- **WHAT THE TASK REQUIRES**: Each entry must be given again exactly; images do not belong in the copy.

>> BEGIN MATERIAL PROVIDED

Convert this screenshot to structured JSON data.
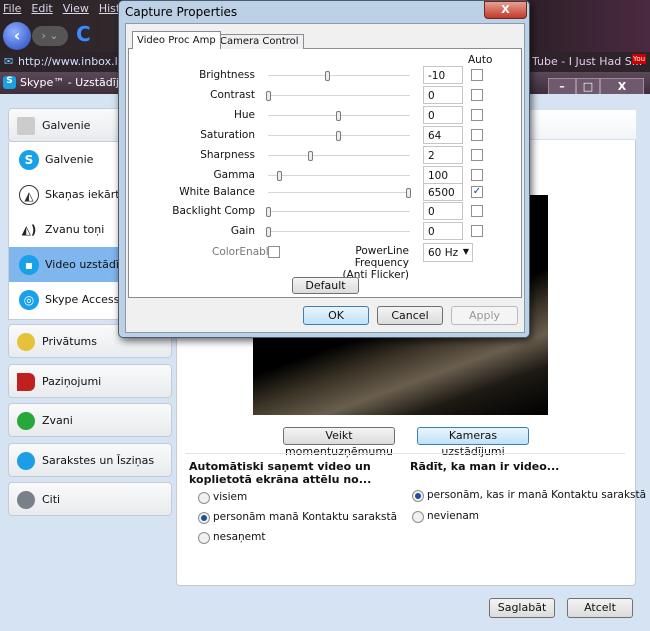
{
  "browser": {
    "menu": [
      "File",
      "Edit",
      "View",
      "Histo"
    ],
    "address": "http://www.inbox.lv",
    "tab_right": "Tube - I Just Had S..."
  },
  "skype": {
    "title": "Skype™ - Uzstādījun",
    "sidebar": {
      "groups_top": {
        "label": "Galvenie"
      },
      "items": [
        {
          "label": "Galvenie",
          "icon": "skype-icon"
        },
        {
          "label": "Skaņas iekārtas",
          "icon": "speaker-headset-icon"
        },
        {
          "label": "Zvanu toņi",
          "icon": "ringtone-icon"
        },
        {
          "label": "Video uzstādījumi",
          "icon": "video-icon",
          "selected": true
        },
        {
          "label": "Skype Access",
          "icon": "wifi-icon"
        }
      ],
      "groups": [
        {
          "label": "Privātums",
          "icon": "key-lock-icon"
        },
        {
          "label": "Paziņojumi",
          "icon": "flag-icon"
        },
        {
          "label": "Zvani",
          "icon": "phone-icon"
        },
        {
          "label": "Sarakstes un Īsziņas",
          "icon": "chat-icon"
        },
        {
          "label": "Citi",
          "icon": "gear-icon"
        }
      ]
    },
    "snapshot_button": "Veikt momentuzņēmumu",
    "camera_settings_button": "Kameras uzstādījumi",
    "receive": {
      "heading": "Automātiski saņemt video un koplietotā ekrāna attēlu no...",
      "options": [
        "visiem",
        "personām manā Kontaktu sarakstā",
        "nesaņemt"
      ],
      "selected": 1
    },
    "show": {
      "heading": "Rādīt, ka man ir video...",
      "options": [
        "personām, kas ir manā Kontaktu sarakstā",
        "nevienam"
      ],
      "selected": 0
    },
    "save": "Saglabāt",
    "cancel": "Atcelt"
  },
  "dialog": {
    "title": "Capture Properties",
    "close": "X",
    "tabs": [
      "Video Proc Amp",
      "Camera Control"
    ],
    "active_tab": 0,
    "auto_header": "Auto",
    "rows": [
      {
        "label": "Brightness",
        "value": "-10",
        "pos": 0.42,
        "auto": false
      },
      {
        "label": "Contrast",
        "value": "0",
        "pos": 0.0,
        "auto": false
      },
      {
        "label": "Hue",
        "value": "0",
        "pos": 0.5,
        "auto": false
      },
      {
        "label": "Saturation",
        "value": "64",
        "pos": 0.5,
        "auto": false
      },
      {
        "label": "Sharpness",
        "value": "2",
        "pos": 0.3,
        "auto": false
      },
      {
        "label": "Gamma",
        "value": "100",
        "pos": 0.08,
        "auto": false
      },
      {
        "label": "White Balance",
        "value": "6500",
        "pos": 1.0,
        "auto": true
      },
      {
        "label": "Backlight Comp",
        "value": "0",
        "pos": 0.0,
        "auto": false
      },
      {
        "label": "Gain",
        "value": "0",
        "pos": 0.0,
        "auto": false
      }
    ],
    "color_enable": "ColorEnable",
    "powerline_label": "PowerLine Frequency",
    "powerline_sub": "(Anti Flicker)",
    "powerline_value": "60 Hz",
    "default": "Default",
    "ok": "OK",
    "cancel": "Cancel",
    "apply": "Apply"
  }
}
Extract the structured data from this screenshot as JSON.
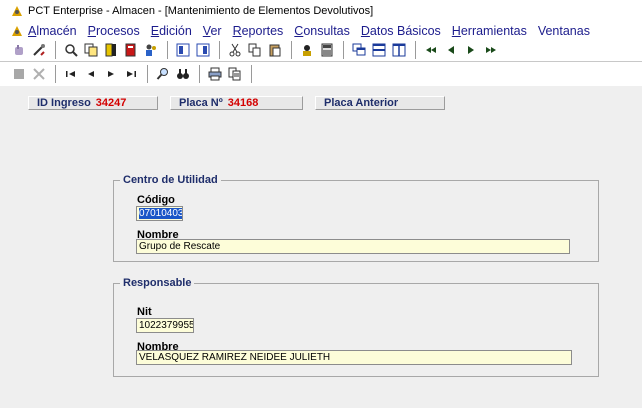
{
  "window": {
    "title": "PCT Enterprise - Almacen - [Mantenimiento de Elementos Devolutivos]"
  },
  "menu": [
    {
      "u": "A",
      "rest": "lmacén"
    },
    {
      "u": "P",
      "rest": "rocesos"
    },
    {
      "u": "E",
      "rest": "dición"
    },
    {
      "u": "V",
      "rest": "er"
    },
    {
      "u": "R",
      "rest": "eportes"
    },
    {
      "u": "C",
      "rest": "onsultas"
    },
    {
      "u": "D",
      "rest": "atos Básicos"
    },
    {
      "u": "H",
      "rest": "erramientas"
    },
    {
      "u": "",
      "rest": "Ventanas"
    }
  ],
  "header": {
    "id_ingreso_label": "ID Ingreso",
    "id_ingreso_value": "34247",
    "placa_label": "Placa Nº",
    "placa_value": "34168",
    "placa_anterior_label": "Placa Anterior"
  },
  "centro": {
    "legend": "Centro de Utilidad",
    "codigo_label": "Código",
    "codigo_value": "07010403",
    "nombre_label": "Nombre",
    "nombre_value": "Grupo de Rescate"
  },
  "responsable": {
    "legend": "Responsable",
    "nit_label": "Nit",
    "nit_value": "1022379955",
    "nombre_label": "Nombre",
    "nombre_value": "VELASQUEZ RAMIREZ NEIDEE JULIETH"
  }
}
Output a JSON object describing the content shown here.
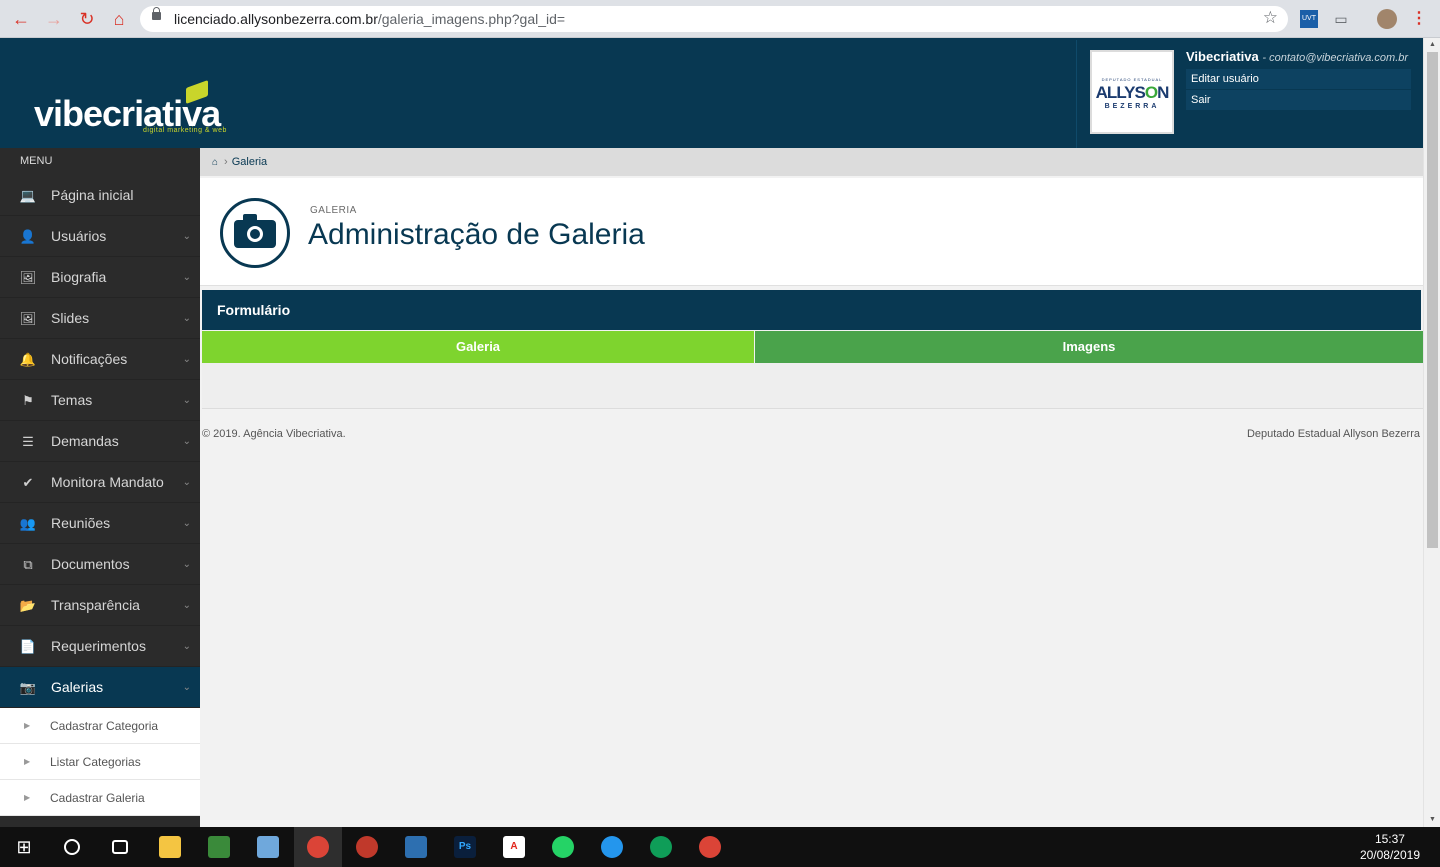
{
  "browser": {
    "url_host": "licenciado.allysonbezerra.com.br",
    "url_path": "/galeria_imagens.php?gal_id=",
    "ext_uvt": "UVT"
  },
  "header": {
    "logo_text": "vibecriativa",
    "logo_tagline": "digital marketing & web",
    "avatar_top": "DEPUTADO ESTADUAL",
    "avatar_name_a": "ALLYS",
    "avatar_name_b": "O",
    "avatar_name_c": "N",
    "avatar_bottom": "BEZERRA",
    "user_name": "Vibecriativa",
    "user_email": "- contato@vibecriativa.com.br",
    "edit_user": "Editar usuário",
    "logout": "Sair"
  },
  "sidebar": {
    "title": "MENU",
    "items": [
      {
        "label": "Página inicial",
        "icon": "laptop-icon",
        "glyph": "💻"
      },
      {
        "label": "Usuários",
        "icon": "user-icon",
        "glyph": "👤"
      },
      {
        "label": "Biografia",
        "icon": "image-icon",
        "glyph": "🖼"
      },
      {
        "label": "Slides",
        "icon": "image-icon",
        "glyph": "🖼"
      },
      {
        "label": "Notificações",
        "icon": "bell-icon",
        "glyph": "🔔"
      },
      {
        "label": "Temas",
        "icon": "flag-icon",
        "glyph": "⚑"
      },
      {
        "label": "Demandas",
        "icon": "list-icon",
        "glyph": "☰"
      },
      {
        "label": "Monitora Mandato",
        "icon": "check-icon",
        "glyph": "✔"
      },
      {
        "label": "Reuniões",
        "icon": "users-icon",
        "glyph": "👥"
      },
      {
        "label": "Documentos",
        "icon": "copy-icon",
        "glyph": "⧉"
      },
      {
        "label": "Transparência",
        "icon": "folder-open-icon",
        "glyph": "📂"
      },
      {
        "label": "Requerimentos",
        "icon": "file-icon",
        "glyph": "📄"
      },
      {
        "label": "Galerias",
        "icon": "camera-icon",
        "glyph": "📷"
      }
    ],
    "sub_items": [
      "Cadastrar Categoria",
      "Listar Categorias",
      "Cadastrar Galeria"
    ]
  },
  "breadcrumb": {
    "current": "Galeria"
  },
  "page_head": {
    "sup": "GALERIA",
    "title": "Administração de Galeria"
  },
  "form": {
    "title": "Formulário"
  },
  "tabs": {
    "galeria": "Galeria",
    "imagens": "Imagens"
  },
  "colors": {
    "primary": "#083852",
    "tab_active": "#7ed42e",
    "tab_inactive": "#4aa34b",
    "sidebar": "#2b2b2b"
  },
  "footer": {
    "left": "© 2019. Agência Vibecriativa.",
    "right": "Deputado Estadual Allyson Bezerra"
  },
  "taskbar": {
    "time": "15:37",
    "date": "20/08/2019"
  }
}
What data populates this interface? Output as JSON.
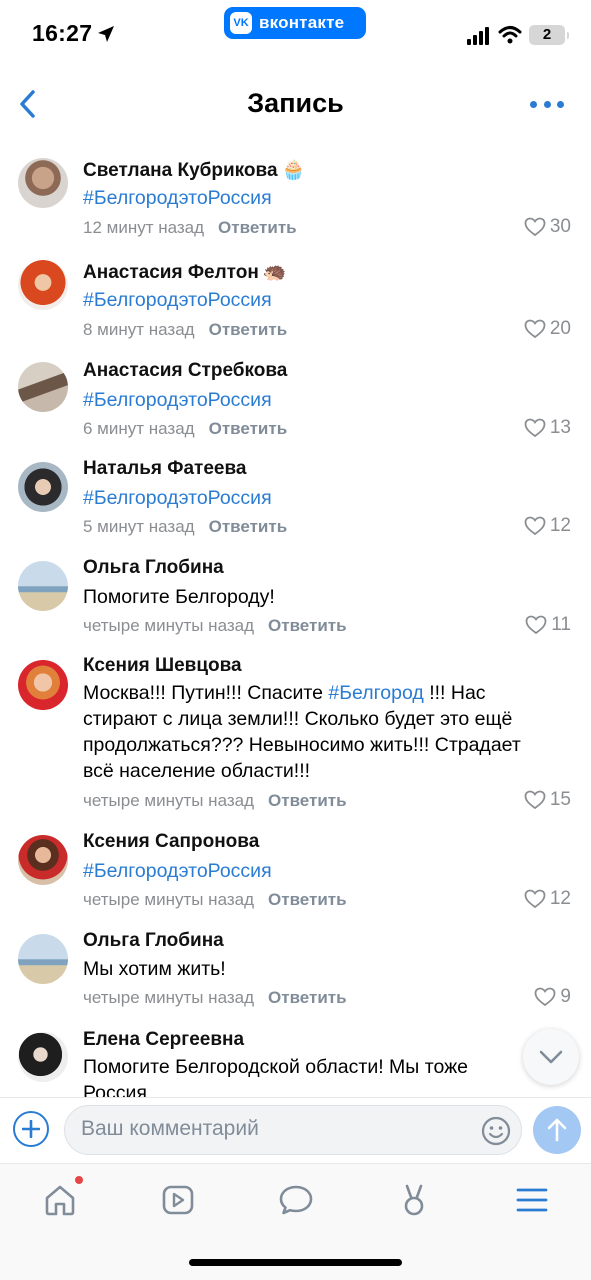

>> END MATERIAL PROVIDED

- **THE COMPLETED TASK**:
Convert this screenshot to structured JSON data.
{
  "browser": {
    "menu": [
      "File",
      "Edit",
      "View",
      "Histo"
    ],
    "address": "http://www.inbox.lv",
    "tab_right": "Tube - I Just Had S..."
  },
  "skype": {
    "title": "Skype™ - Uzstādījun",
    "sidebar": {
      "groups_top": {
        "label": "Galvenie"
      },
      "items": [
        {
          "label": "Galvenie",
          "icon": "skype-icon"
        },
        {
          "label": "Skaņas iekārtas",
          "icon": "speaker-headset-icon"
        },
        {
          "label": "Zvanu toņi",
          "icon": "ringtone-icon"
        },
        {
          "label": "Video uzstādījumi",
          "icon": "video-icon",
          "selected": true
        },
        {
          "label": "Skype Access",
          "icon": "wifi-icon"
        }
      ],
      "groups": [
        {
          "label": "Privātums",
          "icon": "key-lock-icon"
        },
        {
          "label": "Paziņojumi",
          "icon": "flag-icon"
        },
        {
          "label": "Zvani",
          "icon": "phone-icon"
        },
        {
          "label": "Sarakstes un Īsziņas",
          "icon": "chat-icon"
        },
        {
          "label": "Citi",
          "icon": "gear-icon"
        }
      ]
    },
    "snapshot_button": "Veikt momentuzņēmumu",
    "camera_settings_button": "Kameras uzstādījumi",
    "receive": {
      "heading": "Automātiski saņemt video un koplietotā ekrāna attēlu no...",
      "options": [
        "visiem",
        "personām manā Kontaktu sarakstā",
        "nesaņemt"
      ],
      "selected": 1
    },
    "show": {
      "heading": "Rādīt, ka man ir video...",
      "options": [
        "personām, kas ir manā Kontaktu sarakstā",
        "nevienam"
      ],
      "selected": 0
    },
    "save": "Saglabāt",
    "cancel": "Atcelt"
  },
  "dialog": {
    "title": "Capture Properties",
    "close": "X",
    "tabs": [
      "Video Proc Amp",
      "Camera Control"
    ],
    "active_tab": 0,
    "auto_header": "Auto",
    "rows": [
      {
        "label": "Brightness",
        "value": "-10",
        "pos": 0.42,
        "auto": false
      },
      {
        "label": "Contrast",
        "value": "0",
        "pos": 0.0,
        "auto": false
      },
      {
        "label": "Hue",
        "value": "0",
        "pos": 0.5,
        "auto": false
      },
      {
        "label": "Saturation",
        "value": "64",
        "pos": 0.5,
        "auto": false
      },
      {
        "label": "Sharpness",
        "value": "2",
        "pos": 0.3,
        "auto": false
      },
      {
        "label": "Gamma",
        "value": "100",
        "pos": 0.08,
        "auto": false
      },
      {
        "label": "White Balance",
        "value": "6500",
        "pos": 1.0,
        "auto": true
      },
      {
        "label": "Backlight Comp",
        "value": "0",
        "pos": 0.0,
        "auto": false
      },
      {
        "label": "Gain",
        "value": "0",
        "pos": 0.0,
        "auto": false
      }
    ],
    "color_enable": "ColorEnable",
    "powerline_label": "PowerLine Frequency",
    "powerline_sub": "(Anti Flicker)",
    "powerline_value": "60 Hz",
    "default": "Default",
    "ok": "OK",
    "cancel": "Cancel",
    "apply": "Apply"
  }
}
Extract the structured data from this screenshot as JSON.
{
  "window": {
    "title": "PCT Enterprise - Almacen - [Mantenimiento de Elementos Devolutivos]"
  },
  "menu": [
    {
      "u": "A",
      "rest": "lmacén"
    },
    {
      "u": "P",
      "rest": "rocesos"
    },
    {
      "u": "E",
      "rest": "dición"
    },
    {
      "u": "V",
      "rest": "er"
    },
    {
      "u": "R",
      "rest": "eportes"
    },
    {
      "u": "C",
      "rest": "onsultas"
    },
    {
      "u": "D",
      "rest": "atos Básicos"
    },
    {
      "u": "H",
      "rest": "erramientas"
    },
    {
      "u": "",
      "rest": "Ventanas"
    }
  ],
  "header": {
    "id_ingreso_label": "ID Ingreso",
    "id_ingreso_value": "34247",
    "placa_label": "Placa Nº",
    "placa_value": "34168",
    "placa_anterior_label": "Placa Anterior"
  },
  "centro": {
    "legend": "Centro de Utilidad",
    "codigo_label": "Código",
    "codigo_value": "07010403",
    "nombre_label": "Nombre",
    "nombre_value": "Grupo de Rescate"
  },
  "responsable": {
    "legend": "Responsable",
    "nit_label": "Nit",
    "nit_value": "1022379955",
    "nombre_label": "Nombre",
    "nombre_value": "VELASQUEZ RAMIREZ NEIDEE JULIETH"
  }
}
Output a JSON object describing the content shown here.
{
  "browser": {
    "url_host": "licenciado.allysonbezerra.com.br",
    "url_path": "/galeria_imagens.php?gal_id=",
    "ext_uvt": "UVT"
  },
  "header": {
    "logo_text": "vibecriativa",
    "logo_tagline": "digital marketing & web",
    "avatar_top": "DEPUTADO ESTADUAL",
    "avatar_name_a": "ALLYS",
    "avatar_name_b": "O",
    "avatar_name_c": "N",
    "avatar_bottom": "BEZERRA",
    "user_name": "Vibecriativa",
    "user_email": "- contato@vibecriativa.com.br",
    "edit_user": "Editar usuário",
    "logout": "Sair"
  },
  "sidebar": {
    "title": "MENU",
    "items": [
      {
        "label": "Página inicial",
        "icon": "laptop-icon",
        "glyph": "💻"
      },
      {
        "label": "Usuários",
        "icon": "user-icon",
        "glyph": "👤"
      },
      {
        "label": "Biografia",
        "icon": "image-icon",
        "glyph": "🖼"
      },
      {
        "label": "Slides",
        "icon": "image-icon",
        "glyph": "🖼"
      },
      {
        "label": "Notificações",
        "icon": "bell-icon",
        "glyph": "🔔"
      },
      {
        "label": "Temas",
        "icon": "flag-icon",
        "glyph": "⚑"
      },
      {
        "label": "Demandas",
        "icon": "list-icon",
        "glyph": "☰"
      },
      {
        "label": "Monitora Mandato",
        "icon": "check-icon",
        "glyph": "✔"
      },
      {
        "label": "Reuniões",
        "icon": "users-icon",
        "glyph": "👥"
      },
      {
        "label": "Documentos",
        "icon": "copy-icon",
        "glyph": "⧉"
      },
      {
        "label": "Transparência",
        "icon": "folder-open-icon",
        "glyph": "📂"
      },
      {
        "label": "Requerimentos",
        "icon": "file-icon",
        "glyph": "📄"
      },
      {
        "label": "Galerias",
        "icon": "camera-icon",
        "glyph": "📷"
      }
    ],
    "sub_items": [
      "Cadastrar Categoria",
      "Listar Categorias",
      "Cadastrar Galeria"
    ]
  },
  "breadcrumb": {
    "current": "Galeria"
  },
  "page_head": {
    "sup": "GALERIA",
    "title": "Administração de Galeria"
  },
  "form": {
    "title": "Formulário"
  },
  "tabs": {
    "galeria": "Galeria",
    "imagens": "Imagens"
  },
  "colors": {
    "primary": "#083852",
    "tab_active": "#7ed42e",
    "tab_inactive": "#4aa34b",
    "sidebar": "#2b2b2b"
  },
  "footer": {
    "left": "© 2019. Agência Vibecriativa.",
    "right": "Deputado Estadual Allyson Bezerra"
  },
  "taskbar": {
    "time": "15:37",
    "date": "20/08/2019"
  }
}
What data populates this interface? Output as JSON.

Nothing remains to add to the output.